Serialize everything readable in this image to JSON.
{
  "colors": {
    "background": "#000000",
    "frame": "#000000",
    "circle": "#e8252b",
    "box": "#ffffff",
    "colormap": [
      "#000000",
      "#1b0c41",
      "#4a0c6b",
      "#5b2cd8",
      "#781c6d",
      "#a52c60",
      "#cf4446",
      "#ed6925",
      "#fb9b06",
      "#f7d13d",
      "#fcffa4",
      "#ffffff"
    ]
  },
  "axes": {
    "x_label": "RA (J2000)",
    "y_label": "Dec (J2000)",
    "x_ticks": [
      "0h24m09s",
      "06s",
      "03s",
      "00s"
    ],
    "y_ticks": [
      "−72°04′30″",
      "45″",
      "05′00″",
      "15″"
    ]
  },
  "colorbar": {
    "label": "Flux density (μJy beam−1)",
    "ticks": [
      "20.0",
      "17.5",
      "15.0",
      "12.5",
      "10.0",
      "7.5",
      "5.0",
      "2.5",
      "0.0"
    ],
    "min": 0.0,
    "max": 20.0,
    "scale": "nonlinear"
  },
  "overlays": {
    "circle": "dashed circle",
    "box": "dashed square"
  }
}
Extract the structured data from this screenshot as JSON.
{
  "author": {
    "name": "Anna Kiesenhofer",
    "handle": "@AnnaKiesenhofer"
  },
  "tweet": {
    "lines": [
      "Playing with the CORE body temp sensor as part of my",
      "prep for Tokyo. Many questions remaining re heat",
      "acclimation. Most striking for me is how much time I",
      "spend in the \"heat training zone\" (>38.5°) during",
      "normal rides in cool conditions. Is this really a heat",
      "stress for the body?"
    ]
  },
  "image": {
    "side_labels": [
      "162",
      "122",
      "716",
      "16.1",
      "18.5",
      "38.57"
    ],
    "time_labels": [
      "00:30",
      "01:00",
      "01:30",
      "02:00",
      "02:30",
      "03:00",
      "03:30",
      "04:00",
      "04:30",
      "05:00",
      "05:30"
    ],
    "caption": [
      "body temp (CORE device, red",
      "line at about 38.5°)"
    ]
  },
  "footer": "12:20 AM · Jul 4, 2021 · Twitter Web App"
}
_____
**What you will do:** Which lines hold the word "circle"? Copy every one of them.

**Expected answer:**
    "circle": "#e8252b",
    "circle": "dashed circle",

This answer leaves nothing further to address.